'''

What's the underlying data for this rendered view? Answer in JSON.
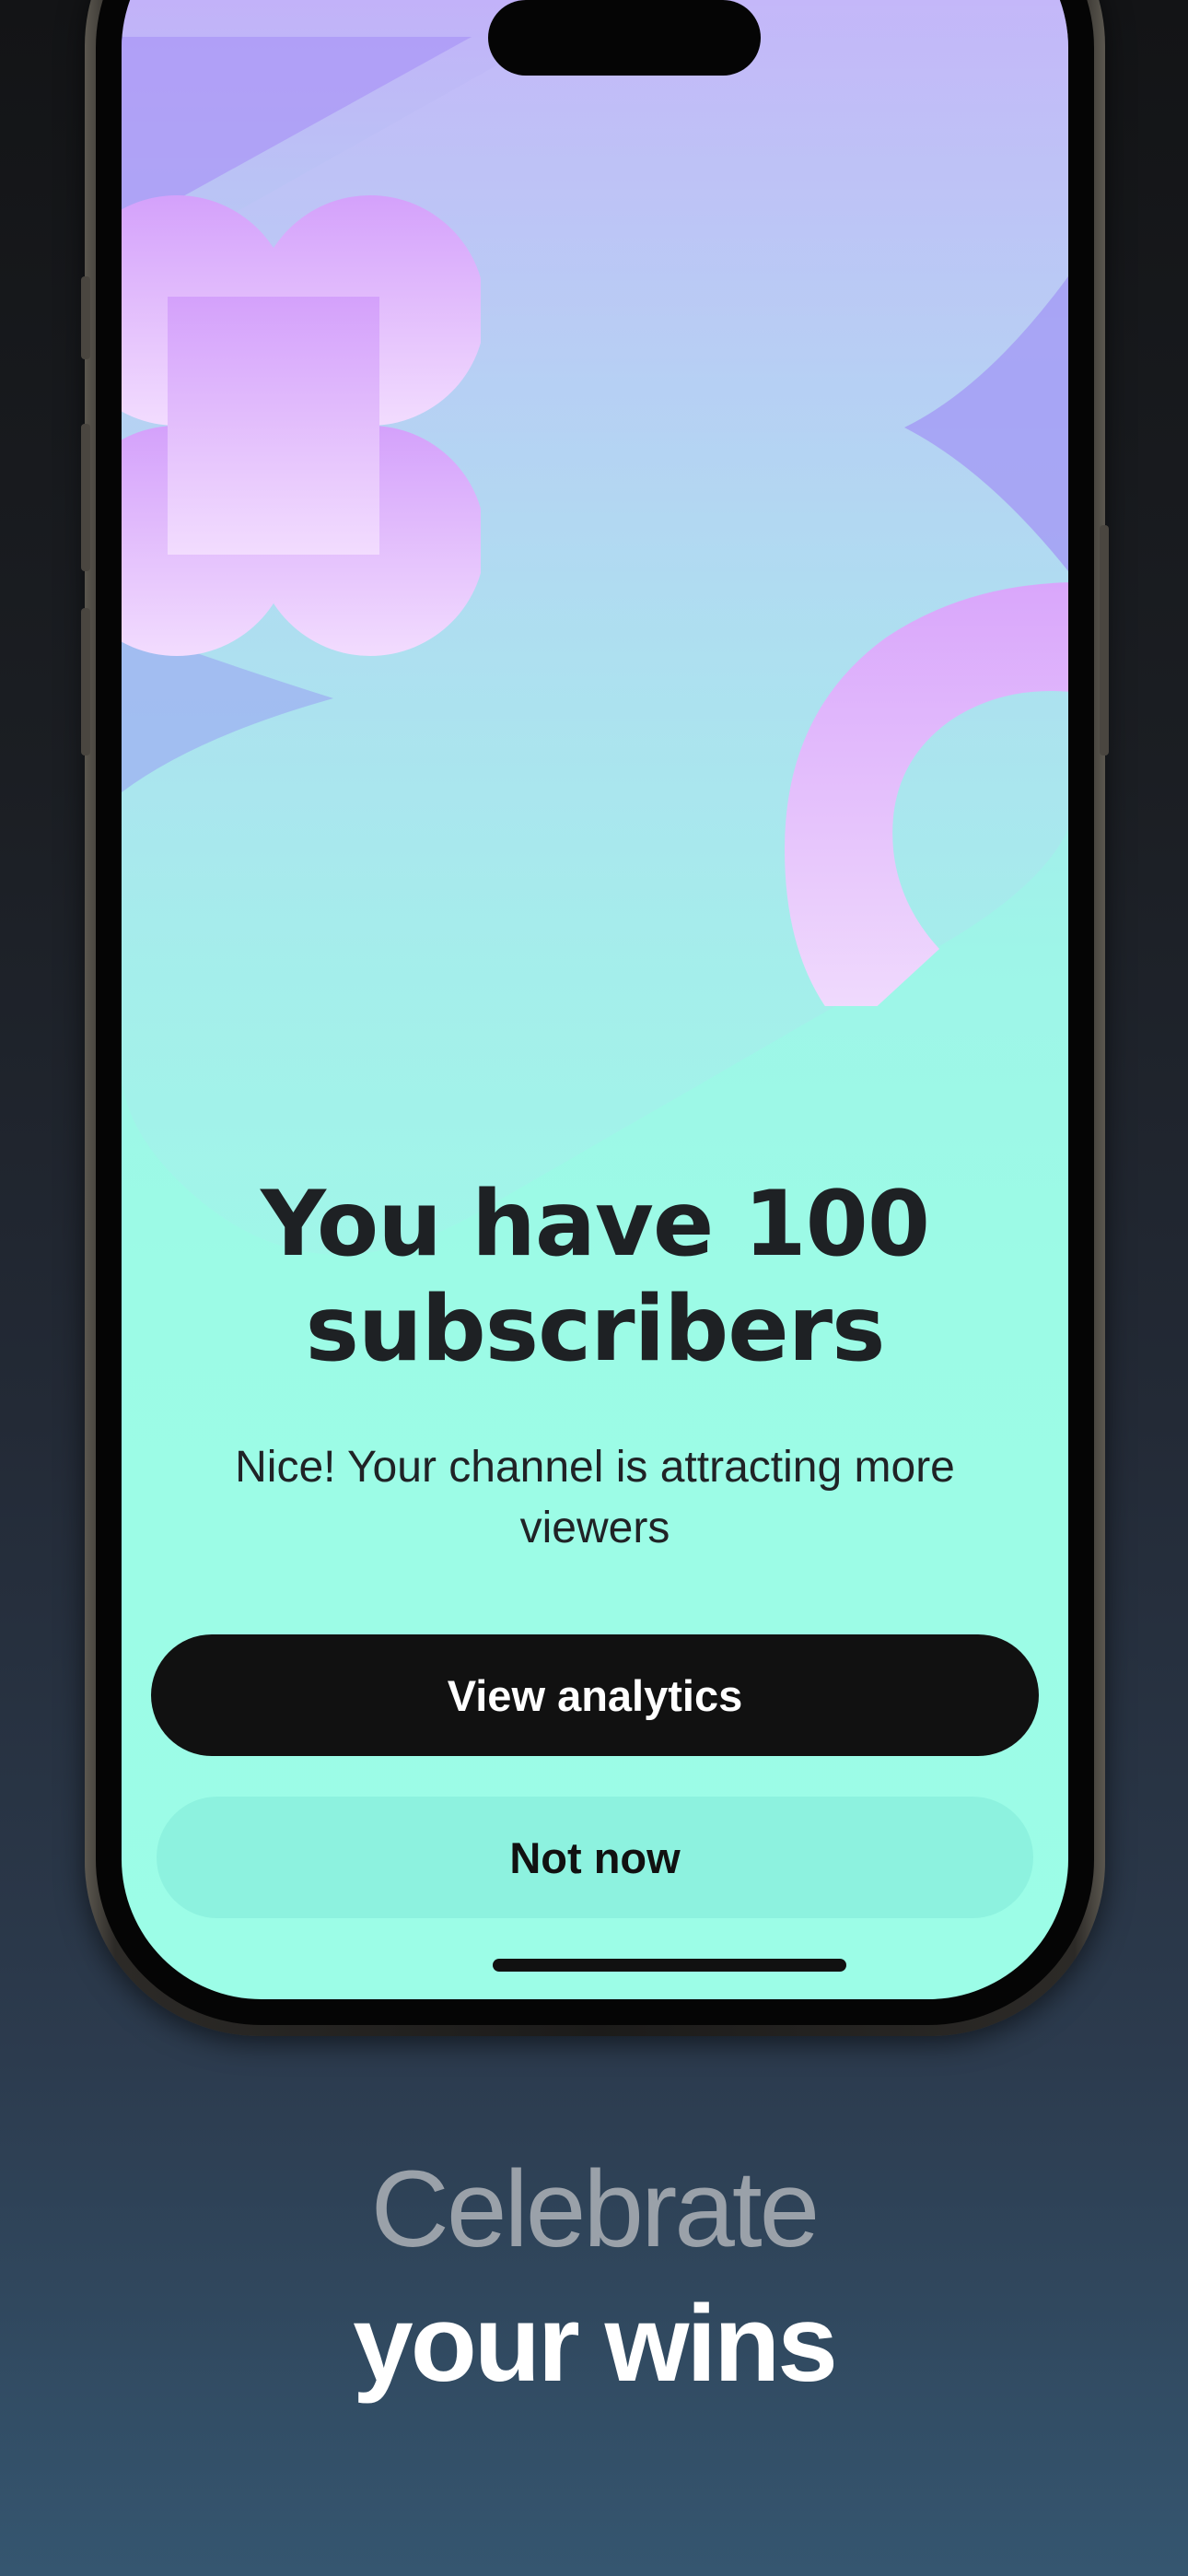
{
  "celebration": {
    "headline_line1": "You have 100",
    "headline_line2": "subscribers",
    "message": "Nice! Your channel is attracting more viewers",
    "primary_action": "View analytics",
    "secondary_action": "Not now"
  },
  "promo": {
    "caption_line1": "Celebrate",
    "caption_line2": "your wins"
  },
  "colors": {
    "primary_button": "#111111",
    "secondary_button": "#8df2df",
    "screen_top": "#c6a9fb",
    "screen_bottom": "#9cfde7"
  },
  "icons": {
    "decorations": [
      "plus-cross-shape",
      "star-shape",
      "arc-shape"
    ]
  }
}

'''

- Exercise: Repeat each line of the records above exactly, but do not copy the pictures.

- Written answer:
What's the underlying data for this rendered view? Answer in JSON.
{
  "celebration": {
    "headline_line1": "You have 100",
    "headline_line2": "subscribers",
    "message": "Nice! Your channel is attracting more viewers",
    "primary_action": "View analytics",
    "secondary_action": "Not now"
  },
  "promo": {
    "caption_line1": "Celebrate",
    "caption_line2": "your wins"
  },
  "colors": {
    "primary_button": "#111111",
    "secondary_button": "#8df2df",
    "screen_top": "#c6a9fb",
    "screen_bottom": "#9cfde7"
  },
  "icons": {
    "decorations": [
      "plus-cross-shape",
      "star-shape",
      "arc-shape"
    ]
  }
}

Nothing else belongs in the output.